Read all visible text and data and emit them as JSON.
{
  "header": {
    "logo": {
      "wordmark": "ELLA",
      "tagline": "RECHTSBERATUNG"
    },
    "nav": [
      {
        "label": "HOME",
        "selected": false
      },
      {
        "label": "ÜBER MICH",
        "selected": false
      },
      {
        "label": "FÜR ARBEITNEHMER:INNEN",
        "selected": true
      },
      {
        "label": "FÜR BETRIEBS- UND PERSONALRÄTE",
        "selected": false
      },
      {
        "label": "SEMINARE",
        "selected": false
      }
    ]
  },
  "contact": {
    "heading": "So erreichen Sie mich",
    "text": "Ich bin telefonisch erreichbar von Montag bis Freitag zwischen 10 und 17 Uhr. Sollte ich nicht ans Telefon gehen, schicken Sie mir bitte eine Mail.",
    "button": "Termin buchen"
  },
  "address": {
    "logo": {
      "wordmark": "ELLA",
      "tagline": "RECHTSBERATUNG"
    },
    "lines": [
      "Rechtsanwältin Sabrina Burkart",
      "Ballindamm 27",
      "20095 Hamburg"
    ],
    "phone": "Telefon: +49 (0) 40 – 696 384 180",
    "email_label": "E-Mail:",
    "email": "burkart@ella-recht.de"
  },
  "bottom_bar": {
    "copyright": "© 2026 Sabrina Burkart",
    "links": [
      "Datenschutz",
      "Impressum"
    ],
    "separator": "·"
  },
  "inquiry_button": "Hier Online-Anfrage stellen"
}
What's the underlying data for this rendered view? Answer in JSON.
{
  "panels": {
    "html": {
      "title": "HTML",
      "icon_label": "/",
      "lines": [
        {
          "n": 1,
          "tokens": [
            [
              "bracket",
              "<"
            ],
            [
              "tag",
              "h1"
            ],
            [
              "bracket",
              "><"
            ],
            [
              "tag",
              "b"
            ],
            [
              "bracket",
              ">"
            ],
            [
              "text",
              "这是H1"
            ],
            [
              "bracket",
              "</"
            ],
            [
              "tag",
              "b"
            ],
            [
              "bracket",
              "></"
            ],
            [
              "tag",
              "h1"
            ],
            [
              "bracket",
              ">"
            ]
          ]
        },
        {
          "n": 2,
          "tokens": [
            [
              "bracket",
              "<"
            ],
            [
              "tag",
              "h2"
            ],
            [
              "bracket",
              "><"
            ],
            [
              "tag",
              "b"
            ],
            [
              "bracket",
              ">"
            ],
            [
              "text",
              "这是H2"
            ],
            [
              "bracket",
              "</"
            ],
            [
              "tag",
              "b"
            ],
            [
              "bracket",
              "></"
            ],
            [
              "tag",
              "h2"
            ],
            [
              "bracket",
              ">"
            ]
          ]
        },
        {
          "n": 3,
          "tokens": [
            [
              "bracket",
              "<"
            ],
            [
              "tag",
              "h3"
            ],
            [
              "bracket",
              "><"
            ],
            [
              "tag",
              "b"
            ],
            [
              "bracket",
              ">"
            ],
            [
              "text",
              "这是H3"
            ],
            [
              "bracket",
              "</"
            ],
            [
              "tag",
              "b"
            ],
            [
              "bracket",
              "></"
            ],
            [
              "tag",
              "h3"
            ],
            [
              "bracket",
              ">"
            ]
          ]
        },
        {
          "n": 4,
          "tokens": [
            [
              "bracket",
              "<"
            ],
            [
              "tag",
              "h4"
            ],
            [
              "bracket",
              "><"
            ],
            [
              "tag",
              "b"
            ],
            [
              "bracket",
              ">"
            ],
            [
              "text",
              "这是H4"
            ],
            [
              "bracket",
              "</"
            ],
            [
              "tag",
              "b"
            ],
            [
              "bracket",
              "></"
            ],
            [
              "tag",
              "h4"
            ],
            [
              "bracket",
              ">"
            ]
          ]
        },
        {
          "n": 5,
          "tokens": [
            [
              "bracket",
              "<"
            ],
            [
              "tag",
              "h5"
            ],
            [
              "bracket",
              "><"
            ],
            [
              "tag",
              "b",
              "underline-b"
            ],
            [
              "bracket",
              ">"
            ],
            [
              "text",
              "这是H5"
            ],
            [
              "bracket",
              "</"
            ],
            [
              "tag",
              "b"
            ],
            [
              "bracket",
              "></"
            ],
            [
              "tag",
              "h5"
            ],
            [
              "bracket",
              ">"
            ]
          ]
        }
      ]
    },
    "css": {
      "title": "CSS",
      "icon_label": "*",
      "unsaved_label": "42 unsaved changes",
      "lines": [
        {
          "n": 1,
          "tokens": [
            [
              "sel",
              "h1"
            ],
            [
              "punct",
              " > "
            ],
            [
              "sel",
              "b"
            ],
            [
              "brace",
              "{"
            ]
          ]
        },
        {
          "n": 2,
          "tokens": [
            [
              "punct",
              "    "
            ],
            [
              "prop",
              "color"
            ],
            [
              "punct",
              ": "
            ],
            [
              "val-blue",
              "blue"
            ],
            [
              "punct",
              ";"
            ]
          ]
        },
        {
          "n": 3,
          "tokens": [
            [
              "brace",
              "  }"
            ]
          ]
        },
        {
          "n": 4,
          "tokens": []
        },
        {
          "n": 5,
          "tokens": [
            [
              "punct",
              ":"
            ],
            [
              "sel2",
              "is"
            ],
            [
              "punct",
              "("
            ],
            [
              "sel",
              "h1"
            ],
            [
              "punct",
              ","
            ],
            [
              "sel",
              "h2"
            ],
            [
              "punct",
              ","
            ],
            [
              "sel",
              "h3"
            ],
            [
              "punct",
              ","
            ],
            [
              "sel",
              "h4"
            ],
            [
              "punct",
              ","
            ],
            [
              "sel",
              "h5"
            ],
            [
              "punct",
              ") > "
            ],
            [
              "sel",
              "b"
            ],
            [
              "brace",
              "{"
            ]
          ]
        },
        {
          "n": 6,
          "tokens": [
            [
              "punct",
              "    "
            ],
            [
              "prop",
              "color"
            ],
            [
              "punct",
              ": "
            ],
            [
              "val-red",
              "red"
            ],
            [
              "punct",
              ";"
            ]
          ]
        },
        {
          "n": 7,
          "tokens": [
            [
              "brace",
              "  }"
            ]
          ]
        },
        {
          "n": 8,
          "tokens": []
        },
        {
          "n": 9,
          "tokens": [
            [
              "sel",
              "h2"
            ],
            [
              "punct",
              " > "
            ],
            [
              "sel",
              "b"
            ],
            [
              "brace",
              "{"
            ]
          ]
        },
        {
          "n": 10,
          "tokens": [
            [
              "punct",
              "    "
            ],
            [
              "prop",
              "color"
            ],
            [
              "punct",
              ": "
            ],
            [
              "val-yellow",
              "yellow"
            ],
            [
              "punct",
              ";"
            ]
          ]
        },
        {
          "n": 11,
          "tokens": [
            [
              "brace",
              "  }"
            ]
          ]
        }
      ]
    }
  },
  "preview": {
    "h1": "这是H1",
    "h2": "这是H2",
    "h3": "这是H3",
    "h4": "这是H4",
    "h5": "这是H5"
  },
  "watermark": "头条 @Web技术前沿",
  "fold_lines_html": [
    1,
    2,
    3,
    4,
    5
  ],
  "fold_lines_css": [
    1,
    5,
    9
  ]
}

* _What the task requires_:
For the string "Telefon", count the lines of the entries above that include it; answer with the number only.

* _Complete output_:
2